Problem requirements: From the records below, copy every line that contains the word "NanoGrid".

----- Excerpted records

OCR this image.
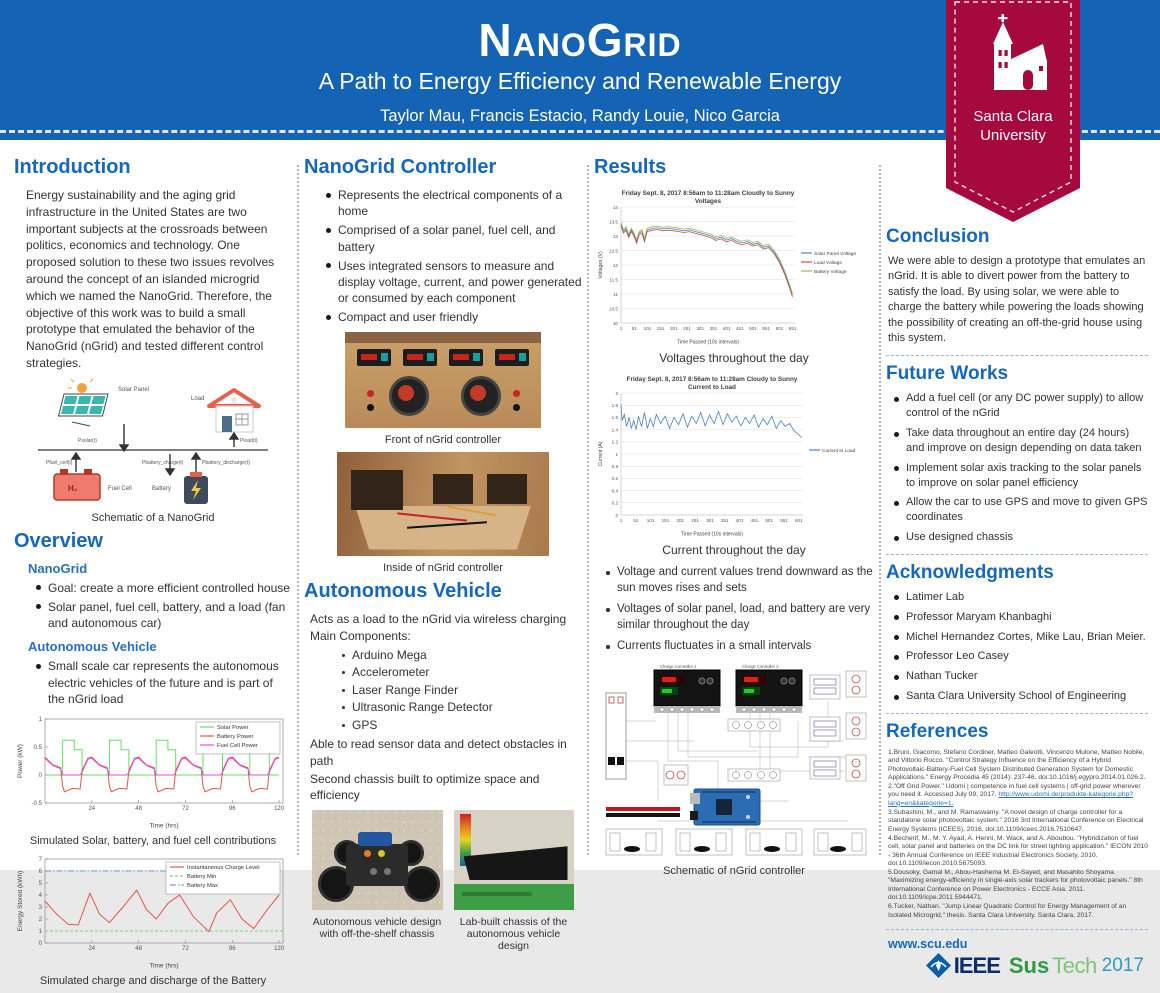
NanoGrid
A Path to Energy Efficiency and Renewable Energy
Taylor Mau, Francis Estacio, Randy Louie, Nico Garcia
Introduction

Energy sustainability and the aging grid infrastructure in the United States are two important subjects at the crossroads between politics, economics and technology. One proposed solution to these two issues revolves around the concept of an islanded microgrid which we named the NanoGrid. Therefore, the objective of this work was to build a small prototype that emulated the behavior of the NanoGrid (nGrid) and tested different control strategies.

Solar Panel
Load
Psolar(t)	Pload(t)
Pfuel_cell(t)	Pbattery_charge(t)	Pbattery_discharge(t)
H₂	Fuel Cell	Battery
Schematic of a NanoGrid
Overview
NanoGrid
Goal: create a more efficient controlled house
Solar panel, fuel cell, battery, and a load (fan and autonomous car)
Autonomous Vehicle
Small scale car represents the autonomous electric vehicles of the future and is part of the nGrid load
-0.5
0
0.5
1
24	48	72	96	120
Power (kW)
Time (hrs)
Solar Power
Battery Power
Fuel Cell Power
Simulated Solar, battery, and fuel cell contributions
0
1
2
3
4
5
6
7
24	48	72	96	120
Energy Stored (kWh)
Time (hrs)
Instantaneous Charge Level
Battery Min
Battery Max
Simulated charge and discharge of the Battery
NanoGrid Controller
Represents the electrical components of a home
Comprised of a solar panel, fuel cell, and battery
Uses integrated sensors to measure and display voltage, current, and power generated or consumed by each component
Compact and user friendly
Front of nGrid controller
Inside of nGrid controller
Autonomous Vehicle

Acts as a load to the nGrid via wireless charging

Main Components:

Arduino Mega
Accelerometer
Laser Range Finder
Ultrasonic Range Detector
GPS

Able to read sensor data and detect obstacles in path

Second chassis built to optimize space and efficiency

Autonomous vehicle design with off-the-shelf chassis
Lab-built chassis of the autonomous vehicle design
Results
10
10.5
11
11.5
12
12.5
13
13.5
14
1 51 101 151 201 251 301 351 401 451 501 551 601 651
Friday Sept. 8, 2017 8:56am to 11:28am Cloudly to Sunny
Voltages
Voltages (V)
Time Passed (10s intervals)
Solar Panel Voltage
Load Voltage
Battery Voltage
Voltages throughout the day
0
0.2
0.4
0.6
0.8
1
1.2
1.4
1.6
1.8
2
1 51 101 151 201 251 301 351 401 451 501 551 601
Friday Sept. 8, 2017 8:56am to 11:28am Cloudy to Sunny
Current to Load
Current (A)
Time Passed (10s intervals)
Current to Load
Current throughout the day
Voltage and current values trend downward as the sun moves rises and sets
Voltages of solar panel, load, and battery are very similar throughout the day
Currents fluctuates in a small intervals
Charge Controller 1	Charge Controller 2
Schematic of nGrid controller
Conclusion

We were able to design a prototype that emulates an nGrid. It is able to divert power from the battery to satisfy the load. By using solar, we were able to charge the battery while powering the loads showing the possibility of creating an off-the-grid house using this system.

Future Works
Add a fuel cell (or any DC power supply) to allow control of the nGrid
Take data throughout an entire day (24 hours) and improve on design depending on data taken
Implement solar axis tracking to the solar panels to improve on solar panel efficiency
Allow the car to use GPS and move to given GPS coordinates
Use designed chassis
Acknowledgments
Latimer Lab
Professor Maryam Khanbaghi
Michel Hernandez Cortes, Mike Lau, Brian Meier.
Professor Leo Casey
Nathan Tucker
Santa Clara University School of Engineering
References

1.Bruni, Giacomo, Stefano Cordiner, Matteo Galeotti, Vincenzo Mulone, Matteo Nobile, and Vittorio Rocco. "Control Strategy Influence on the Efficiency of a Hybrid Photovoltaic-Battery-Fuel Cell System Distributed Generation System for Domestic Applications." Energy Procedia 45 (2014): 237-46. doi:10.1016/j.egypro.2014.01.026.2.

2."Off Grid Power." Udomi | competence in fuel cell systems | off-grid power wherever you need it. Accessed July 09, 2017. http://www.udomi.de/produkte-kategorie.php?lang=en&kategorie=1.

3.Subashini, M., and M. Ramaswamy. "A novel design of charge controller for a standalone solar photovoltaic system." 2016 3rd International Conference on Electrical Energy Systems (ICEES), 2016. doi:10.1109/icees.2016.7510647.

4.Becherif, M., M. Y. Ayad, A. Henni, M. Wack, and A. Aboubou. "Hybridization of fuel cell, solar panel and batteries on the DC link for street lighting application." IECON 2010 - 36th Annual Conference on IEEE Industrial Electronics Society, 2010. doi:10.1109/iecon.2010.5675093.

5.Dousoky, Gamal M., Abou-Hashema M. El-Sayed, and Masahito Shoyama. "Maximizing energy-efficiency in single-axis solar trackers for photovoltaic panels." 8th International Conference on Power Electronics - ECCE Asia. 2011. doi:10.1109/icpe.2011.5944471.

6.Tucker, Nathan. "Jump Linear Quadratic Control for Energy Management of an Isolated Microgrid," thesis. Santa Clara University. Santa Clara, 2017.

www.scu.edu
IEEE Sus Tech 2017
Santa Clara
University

----------
----- Excerpted records

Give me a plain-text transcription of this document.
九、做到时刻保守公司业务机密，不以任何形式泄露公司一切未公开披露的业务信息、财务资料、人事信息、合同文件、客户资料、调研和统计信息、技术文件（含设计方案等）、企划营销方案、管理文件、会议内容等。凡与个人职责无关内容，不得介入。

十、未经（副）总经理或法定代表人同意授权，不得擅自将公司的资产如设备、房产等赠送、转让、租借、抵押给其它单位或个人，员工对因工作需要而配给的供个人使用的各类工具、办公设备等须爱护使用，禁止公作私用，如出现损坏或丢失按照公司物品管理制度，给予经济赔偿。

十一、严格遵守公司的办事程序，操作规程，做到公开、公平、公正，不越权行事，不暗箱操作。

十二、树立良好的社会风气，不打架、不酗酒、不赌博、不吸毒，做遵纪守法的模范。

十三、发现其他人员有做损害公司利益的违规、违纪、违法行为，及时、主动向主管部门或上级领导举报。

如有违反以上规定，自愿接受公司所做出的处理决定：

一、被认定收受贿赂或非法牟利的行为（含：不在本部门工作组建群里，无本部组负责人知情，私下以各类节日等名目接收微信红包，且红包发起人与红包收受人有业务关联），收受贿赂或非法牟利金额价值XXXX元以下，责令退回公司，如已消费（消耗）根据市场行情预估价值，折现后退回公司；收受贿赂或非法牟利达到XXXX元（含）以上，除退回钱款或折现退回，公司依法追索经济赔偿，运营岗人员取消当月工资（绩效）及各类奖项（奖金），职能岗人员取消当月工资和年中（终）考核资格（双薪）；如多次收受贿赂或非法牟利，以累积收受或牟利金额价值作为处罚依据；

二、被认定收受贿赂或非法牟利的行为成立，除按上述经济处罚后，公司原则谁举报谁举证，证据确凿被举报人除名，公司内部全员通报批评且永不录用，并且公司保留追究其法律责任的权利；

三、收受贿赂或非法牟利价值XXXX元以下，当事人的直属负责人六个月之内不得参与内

----------

Solution:
NanoGrid
Energy sustainability and the aging grid infrastructure in the United States are two important subjects at the crossroads between politics, economics and technology. One proposed solution to these two issues revolves around the concept of an islanded microgrid which we named the NanoGrid. Therefore, the objective of this work was to build a small prototype that emulated the behavior of the NanoGrid (nGrid) and tested different control strategies.
Schematic of a NanoGrid
NanoGrid
NanoGrid Controller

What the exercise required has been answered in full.